PROBLEM TO SOLVE: Summarize the text below on the 55th Division of the Imperial Japanese Army in two sentences.

TEXT SHOWN:
---------------

- Active: 1940–1945
- Country: Empire of Japan
- Branch: Imperial Japanese Army
- Type: Infantry
- Size: Division
- Garrison/HQ: Himeji
- Nickname(s): "Sou" division
- Engagements: World War II Burma Campaign Battle of Bilin River; Battle of Toungoo; Arakan Campaign 1942–43; Battle of the Admin Box; ; ;

Commanders
- Notable commanders: Torazo Ishimoto Hiroshi Takeuchi Takeshi Koga Tadashi Hanaya Ryozo Sakuma

= 55th Division (Imperial Japanese Army) =

Japanese infantry division

The 55th Division (第55師団, Dai-gojūgo Shidan) was an infantry division of the Imperial Japanese Army during World War II. Its call sign was the "Sou" Division (壮兵団, Sou Heidan). It was formed on 10 July 1940 in Zentsūji, simultaneously with the 51st, 52nd, 54th, 56th, and 57th divisions. The formation nucleus was the headquarters of the 11th Division. Its manpower came primarily from the four prefectures of Shikoku Island. The 55th Division was initially assigned to the Central District Army.

---------------

SUPPLIED DATA:
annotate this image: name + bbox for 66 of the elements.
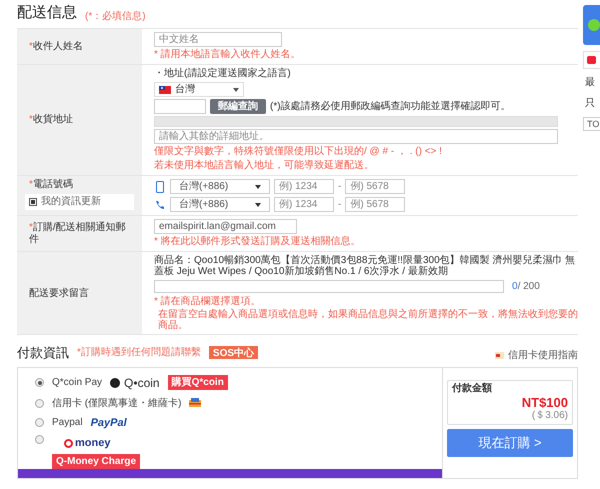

---------------

SOLUTION BELOW: The 55th Division, with the call sign "Sou" Division, was an infantry division of the Imperial Japanese Army during World War II. It was formed on 10 July 1940 in Zentsūji around the headquarters of the 11th Division, drew its manpower mainly from the four prefectures of Shikoku Island, and was first assigned to the Central District Army.